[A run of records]

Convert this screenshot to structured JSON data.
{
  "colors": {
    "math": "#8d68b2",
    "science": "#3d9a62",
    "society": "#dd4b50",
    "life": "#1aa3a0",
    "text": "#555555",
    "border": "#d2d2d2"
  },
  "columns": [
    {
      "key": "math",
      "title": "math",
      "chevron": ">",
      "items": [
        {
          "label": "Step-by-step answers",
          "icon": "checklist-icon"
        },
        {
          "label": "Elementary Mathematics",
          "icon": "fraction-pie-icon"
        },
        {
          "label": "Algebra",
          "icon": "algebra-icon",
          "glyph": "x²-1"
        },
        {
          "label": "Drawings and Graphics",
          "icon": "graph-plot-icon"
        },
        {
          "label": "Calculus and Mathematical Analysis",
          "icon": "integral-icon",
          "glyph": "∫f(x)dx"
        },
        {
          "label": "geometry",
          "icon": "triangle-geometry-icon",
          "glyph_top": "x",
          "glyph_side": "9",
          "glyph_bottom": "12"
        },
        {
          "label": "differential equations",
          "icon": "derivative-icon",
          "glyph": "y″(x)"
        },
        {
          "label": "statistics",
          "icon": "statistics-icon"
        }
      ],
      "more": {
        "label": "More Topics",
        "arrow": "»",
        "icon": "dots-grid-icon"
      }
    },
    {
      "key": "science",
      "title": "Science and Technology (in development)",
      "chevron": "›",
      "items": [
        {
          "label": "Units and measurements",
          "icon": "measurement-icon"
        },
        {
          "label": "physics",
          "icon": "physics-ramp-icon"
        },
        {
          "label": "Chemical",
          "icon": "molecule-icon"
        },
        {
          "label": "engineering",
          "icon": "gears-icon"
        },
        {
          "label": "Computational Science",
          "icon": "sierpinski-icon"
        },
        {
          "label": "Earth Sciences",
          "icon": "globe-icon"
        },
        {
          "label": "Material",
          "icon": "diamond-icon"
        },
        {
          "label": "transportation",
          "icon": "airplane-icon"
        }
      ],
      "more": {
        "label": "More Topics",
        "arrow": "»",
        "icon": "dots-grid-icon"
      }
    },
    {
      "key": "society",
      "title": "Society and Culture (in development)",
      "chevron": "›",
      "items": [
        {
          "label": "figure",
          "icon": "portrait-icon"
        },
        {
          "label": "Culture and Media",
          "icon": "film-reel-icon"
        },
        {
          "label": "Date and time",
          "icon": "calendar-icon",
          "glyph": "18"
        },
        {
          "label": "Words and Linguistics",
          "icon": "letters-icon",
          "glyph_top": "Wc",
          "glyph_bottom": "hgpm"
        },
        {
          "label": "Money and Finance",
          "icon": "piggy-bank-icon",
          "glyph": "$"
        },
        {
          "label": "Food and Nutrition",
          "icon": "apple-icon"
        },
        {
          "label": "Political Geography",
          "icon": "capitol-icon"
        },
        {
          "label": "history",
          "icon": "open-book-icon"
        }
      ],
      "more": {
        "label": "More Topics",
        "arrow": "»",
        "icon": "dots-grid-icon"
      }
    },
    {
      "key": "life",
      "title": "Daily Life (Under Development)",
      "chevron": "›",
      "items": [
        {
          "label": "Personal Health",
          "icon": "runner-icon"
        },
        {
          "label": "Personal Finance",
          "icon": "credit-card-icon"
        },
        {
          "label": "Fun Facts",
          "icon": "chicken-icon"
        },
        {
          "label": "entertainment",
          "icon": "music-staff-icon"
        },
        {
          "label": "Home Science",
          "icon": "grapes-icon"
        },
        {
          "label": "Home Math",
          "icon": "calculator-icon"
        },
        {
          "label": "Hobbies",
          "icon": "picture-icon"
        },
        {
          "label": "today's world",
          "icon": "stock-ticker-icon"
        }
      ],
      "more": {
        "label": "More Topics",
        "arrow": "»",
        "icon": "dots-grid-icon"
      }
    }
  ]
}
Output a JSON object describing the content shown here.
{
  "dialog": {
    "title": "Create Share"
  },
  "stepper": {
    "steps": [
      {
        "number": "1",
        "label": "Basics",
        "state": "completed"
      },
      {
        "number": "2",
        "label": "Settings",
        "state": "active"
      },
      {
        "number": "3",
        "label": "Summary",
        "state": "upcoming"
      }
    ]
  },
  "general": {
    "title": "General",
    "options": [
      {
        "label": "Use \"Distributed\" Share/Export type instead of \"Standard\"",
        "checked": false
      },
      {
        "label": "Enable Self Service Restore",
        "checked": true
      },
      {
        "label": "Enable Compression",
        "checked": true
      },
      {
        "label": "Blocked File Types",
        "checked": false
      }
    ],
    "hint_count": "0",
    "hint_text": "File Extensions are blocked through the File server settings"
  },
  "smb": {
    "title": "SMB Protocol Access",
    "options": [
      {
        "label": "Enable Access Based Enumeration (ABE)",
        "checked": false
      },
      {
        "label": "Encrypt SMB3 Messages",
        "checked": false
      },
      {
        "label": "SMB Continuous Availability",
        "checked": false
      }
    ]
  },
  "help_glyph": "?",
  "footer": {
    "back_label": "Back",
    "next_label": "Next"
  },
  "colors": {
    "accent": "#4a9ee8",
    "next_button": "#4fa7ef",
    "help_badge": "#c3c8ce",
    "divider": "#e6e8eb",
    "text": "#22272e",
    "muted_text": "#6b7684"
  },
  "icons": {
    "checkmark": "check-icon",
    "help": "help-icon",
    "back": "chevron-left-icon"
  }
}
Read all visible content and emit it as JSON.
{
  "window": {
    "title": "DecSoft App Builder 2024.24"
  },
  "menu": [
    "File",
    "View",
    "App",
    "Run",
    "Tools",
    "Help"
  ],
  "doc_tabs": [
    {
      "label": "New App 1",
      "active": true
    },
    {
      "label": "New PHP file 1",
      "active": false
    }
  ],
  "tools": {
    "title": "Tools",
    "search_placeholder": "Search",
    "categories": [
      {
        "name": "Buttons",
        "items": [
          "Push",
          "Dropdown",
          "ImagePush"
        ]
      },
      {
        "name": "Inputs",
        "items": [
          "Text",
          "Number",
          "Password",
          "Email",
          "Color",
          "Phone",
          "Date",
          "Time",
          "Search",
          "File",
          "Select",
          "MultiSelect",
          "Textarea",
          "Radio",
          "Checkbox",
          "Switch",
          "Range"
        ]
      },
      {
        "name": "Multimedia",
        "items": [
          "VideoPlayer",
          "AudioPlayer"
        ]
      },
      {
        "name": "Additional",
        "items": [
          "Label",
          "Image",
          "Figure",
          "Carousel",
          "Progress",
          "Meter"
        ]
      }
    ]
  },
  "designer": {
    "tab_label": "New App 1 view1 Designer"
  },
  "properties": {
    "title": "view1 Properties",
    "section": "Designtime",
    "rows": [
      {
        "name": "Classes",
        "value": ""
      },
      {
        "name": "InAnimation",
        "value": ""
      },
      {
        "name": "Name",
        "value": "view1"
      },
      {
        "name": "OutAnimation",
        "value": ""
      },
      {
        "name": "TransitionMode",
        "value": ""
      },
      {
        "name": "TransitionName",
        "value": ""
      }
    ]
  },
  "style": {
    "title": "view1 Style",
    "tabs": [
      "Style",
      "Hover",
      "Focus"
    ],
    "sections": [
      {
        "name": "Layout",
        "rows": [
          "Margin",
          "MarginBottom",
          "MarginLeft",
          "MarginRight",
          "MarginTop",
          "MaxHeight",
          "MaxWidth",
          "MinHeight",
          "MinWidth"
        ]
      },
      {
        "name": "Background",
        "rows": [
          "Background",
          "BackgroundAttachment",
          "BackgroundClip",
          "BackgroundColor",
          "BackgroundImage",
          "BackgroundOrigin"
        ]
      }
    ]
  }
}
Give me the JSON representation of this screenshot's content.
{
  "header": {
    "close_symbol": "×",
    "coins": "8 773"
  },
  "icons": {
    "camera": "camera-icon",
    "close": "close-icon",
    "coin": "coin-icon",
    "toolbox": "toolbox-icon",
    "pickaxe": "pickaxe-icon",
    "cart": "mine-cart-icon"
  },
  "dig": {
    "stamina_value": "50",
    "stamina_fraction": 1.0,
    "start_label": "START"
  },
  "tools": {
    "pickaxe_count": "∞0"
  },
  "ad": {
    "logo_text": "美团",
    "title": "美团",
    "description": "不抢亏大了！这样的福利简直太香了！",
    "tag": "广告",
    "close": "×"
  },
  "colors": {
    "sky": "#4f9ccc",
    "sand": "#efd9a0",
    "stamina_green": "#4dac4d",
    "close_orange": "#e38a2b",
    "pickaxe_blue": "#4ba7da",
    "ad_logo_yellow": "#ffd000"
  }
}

• _Directions_: Copy out exactly the lines between the line with "Give me the" and the last line of the entries, counting both of those lines.

• _Exercise result_:
Give me the JSON representation of this screenshot's content.
{
  "header": {
    "close_symbol": "×",
    "coins": "8 773"
  },
  "icons": {
    "camera": "camera-icon",
    "close": "close-icon",
    "coin": "coin-icon",
    "toolbox": "toolbox-icon",
    "pickaxe": "pickaxe-icon",
    "cart": "mine-cart-icon"
  },
  "dig": {
    "stamina_value": "50",
    "stamina_fraction": 1.0,
    "start_label": "START"
  },
  "tools": {
    "pickaxe_count": "∞0"
  },
  "ad": {
    "logo_text": "美团",
    "title": "美团",
    "description": "不抢亏大了！这样的福利简直太香了！",
    "tag": "广告",
    "close": "×"
  },
  "colors": {
    "sky": "#4f9ccc",
    "sand": "#efd9a0",
    "stamina_green": "#4dac4d",
    "close_orange": "#e38a2b",
    "pickaxe_blue": "#4ba7da",
    "ad_logo_yellow": "#ffd000"
  }
}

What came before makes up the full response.